SHORT EXERCISE:
Hunt for the word "this" across the entries below, copying each line that holds it.

ENTRIES SUPPLIED:
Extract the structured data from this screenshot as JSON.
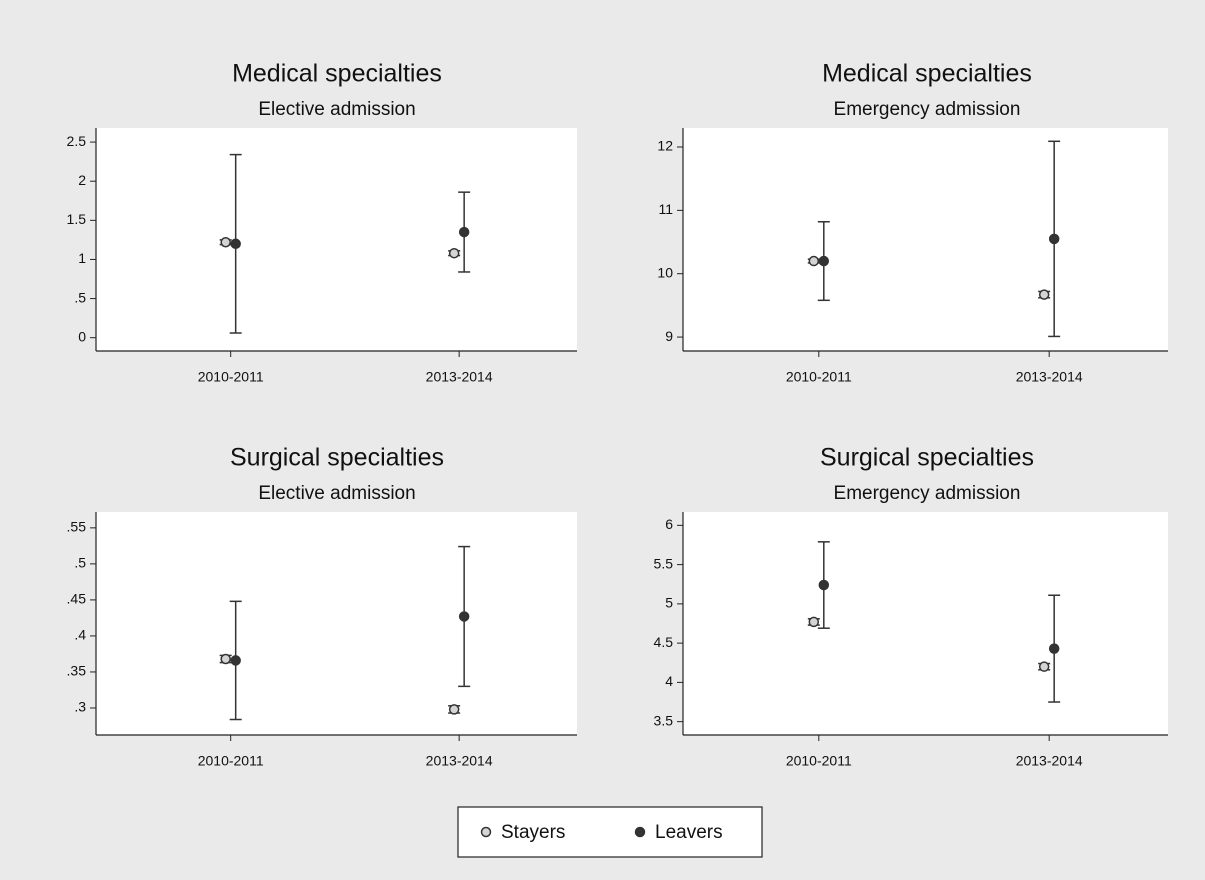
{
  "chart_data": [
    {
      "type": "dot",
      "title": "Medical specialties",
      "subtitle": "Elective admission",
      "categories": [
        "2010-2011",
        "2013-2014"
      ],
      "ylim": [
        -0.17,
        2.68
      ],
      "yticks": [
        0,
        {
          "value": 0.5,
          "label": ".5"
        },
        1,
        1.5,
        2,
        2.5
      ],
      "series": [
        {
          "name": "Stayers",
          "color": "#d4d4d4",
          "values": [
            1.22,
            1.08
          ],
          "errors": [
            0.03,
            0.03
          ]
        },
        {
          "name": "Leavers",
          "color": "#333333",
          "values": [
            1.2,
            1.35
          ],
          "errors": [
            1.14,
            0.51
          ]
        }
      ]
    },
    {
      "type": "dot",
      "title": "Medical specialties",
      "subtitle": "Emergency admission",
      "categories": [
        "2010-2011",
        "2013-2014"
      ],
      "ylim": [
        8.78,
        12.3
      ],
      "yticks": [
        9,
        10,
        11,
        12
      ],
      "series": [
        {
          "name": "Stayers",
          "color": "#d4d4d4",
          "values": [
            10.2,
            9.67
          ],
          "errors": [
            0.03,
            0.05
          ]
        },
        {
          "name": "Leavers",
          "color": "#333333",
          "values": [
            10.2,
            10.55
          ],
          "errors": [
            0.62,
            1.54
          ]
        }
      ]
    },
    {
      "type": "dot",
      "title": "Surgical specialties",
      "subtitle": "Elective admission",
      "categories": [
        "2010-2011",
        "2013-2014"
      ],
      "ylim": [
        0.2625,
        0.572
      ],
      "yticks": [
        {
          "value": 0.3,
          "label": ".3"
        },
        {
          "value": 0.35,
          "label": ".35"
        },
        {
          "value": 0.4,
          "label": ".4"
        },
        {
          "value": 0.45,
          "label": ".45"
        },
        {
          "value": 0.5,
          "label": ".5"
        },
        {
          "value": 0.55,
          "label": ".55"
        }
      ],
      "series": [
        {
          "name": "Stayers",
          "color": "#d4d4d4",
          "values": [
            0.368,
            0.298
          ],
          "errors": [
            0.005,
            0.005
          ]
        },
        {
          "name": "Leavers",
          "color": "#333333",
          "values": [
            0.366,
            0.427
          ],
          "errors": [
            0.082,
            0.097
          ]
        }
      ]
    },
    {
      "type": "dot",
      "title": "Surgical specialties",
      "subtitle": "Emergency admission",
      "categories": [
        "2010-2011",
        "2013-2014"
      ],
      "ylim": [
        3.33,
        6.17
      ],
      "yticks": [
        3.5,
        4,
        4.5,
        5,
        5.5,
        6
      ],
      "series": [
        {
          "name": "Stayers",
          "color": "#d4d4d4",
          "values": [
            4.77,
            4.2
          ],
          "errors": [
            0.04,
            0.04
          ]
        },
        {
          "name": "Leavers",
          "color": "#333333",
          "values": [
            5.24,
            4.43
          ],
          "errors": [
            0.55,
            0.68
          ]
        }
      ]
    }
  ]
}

--

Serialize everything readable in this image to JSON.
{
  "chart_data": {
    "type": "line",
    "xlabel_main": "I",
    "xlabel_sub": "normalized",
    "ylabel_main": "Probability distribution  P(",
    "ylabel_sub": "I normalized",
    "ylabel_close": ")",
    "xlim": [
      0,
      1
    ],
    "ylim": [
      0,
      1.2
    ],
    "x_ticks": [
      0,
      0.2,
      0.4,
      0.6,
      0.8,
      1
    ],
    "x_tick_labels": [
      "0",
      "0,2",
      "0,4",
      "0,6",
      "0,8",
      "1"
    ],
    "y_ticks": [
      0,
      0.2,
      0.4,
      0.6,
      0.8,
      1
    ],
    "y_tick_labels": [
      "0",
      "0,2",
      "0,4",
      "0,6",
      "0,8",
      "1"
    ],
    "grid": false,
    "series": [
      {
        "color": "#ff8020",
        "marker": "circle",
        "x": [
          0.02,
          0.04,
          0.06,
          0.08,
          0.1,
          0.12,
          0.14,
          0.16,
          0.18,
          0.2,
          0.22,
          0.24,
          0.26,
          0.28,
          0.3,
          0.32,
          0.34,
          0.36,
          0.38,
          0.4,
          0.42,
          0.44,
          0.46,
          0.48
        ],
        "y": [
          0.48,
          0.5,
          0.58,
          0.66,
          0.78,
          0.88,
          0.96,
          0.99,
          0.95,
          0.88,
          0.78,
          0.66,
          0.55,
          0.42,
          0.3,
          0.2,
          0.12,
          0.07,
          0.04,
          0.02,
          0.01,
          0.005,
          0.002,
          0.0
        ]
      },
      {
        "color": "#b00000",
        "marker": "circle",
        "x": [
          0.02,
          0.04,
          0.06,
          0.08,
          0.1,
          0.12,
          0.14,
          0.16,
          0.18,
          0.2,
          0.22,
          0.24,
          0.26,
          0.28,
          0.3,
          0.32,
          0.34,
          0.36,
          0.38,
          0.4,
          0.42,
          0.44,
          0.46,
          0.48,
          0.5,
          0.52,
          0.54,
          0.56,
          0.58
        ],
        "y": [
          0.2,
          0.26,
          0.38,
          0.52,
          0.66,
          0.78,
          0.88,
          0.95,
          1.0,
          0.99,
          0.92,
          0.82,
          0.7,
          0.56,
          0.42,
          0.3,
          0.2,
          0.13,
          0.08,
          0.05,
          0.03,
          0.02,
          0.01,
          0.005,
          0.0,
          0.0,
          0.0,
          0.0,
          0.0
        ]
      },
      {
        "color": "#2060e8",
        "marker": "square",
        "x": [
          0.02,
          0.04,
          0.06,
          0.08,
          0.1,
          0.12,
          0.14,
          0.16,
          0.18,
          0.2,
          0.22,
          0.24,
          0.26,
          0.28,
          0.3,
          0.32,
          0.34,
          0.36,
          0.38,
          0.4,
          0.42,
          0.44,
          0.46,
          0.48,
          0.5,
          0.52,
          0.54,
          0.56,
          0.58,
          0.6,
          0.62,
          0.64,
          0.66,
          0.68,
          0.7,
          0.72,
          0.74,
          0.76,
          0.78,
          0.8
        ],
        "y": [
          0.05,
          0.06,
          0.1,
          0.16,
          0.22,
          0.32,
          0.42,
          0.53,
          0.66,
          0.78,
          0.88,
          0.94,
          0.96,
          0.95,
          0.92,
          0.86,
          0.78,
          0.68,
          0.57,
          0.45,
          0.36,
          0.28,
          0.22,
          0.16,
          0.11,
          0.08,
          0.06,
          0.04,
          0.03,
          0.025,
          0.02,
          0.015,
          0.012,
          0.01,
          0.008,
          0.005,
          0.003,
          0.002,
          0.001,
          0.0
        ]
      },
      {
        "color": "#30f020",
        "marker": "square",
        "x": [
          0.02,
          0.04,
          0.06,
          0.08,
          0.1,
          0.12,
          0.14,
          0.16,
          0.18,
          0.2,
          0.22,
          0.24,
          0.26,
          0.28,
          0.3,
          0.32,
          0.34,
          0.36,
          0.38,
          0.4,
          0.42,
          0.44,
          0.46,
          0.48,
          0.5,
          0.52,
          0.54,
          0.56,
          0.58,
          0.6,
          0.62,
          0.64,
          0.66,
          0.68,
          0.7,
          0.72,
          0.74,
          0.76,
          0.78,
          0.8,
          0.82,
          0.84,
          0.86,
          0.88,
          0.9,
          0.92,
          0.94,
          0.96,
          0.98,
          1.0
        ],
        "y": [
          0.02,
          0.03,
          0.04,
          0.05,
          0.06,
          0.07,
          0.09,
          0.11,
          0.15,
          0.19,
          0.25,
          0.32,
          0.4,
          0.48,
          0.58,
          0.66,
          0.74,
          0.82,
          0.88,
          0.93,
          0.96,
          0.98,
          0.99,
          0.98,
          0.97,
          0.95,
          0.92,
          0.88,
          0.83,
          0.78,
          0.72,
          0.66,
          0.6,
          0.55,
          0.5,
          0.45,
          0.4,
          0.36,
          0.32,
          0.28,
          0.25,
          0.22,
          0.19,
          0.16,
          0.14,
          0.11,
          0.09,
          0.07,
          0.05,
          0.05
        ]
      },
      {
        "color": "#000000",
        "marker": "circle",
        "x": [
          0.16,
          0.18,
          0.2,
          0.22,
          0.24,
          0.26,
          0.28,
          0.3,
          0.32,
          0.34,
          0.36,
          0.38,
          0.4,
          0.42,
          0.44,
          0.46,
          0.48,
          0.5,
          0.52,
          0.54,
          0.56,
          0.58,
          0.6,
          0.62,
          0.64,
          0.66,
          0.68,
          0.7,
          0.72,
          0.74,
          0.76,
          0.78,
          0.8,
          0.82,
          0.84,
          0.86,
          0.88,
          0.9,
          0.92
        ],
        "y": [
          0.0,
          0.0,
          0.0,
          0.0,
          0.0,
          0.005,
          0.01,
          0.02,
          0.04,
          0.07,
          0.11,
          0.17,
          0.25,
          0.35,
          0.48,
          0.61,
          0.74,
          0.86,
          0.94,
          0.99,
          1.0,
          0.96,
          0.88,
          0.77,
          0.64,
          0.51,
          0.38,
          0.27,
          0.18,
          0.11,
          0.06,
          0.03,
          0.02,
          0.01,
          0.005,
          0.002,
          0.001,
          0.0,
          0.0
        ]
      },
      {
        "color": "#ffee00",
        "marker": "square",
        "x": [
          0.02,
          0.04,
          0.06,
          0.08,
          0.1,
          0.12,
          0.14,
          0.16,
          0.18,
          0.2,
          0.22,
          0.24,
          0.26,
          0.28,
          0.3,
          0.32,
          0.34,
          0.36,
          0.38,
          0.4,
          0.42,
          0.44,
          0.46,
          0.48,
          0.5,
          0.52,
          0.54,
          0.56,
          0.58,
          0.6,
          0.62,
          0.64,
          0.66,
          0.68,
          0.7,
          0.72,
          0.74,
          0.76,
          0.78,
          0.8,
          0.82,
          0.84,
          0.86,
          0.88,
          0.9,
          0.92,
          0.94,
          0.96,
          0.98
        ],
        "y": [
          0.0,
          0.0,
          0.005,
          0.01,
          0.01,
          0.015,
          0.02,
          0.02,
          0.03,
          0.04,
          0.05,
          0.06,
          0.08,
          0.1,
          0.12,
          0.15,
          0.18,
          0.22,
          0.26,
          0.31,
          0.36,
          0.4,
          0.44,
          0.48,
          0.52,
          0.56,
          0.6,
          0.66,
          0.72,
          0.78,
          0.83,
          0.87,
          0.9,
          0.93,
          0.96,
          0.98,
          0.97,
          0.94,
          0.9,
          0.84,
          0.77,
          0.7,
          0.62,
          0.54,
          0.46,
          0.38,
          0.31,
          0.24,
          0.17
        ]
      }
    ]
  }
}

TASK RESPONSE:
Extract the structured data from this screenshot as JSON.
Serialize everything readable in this image to JSON.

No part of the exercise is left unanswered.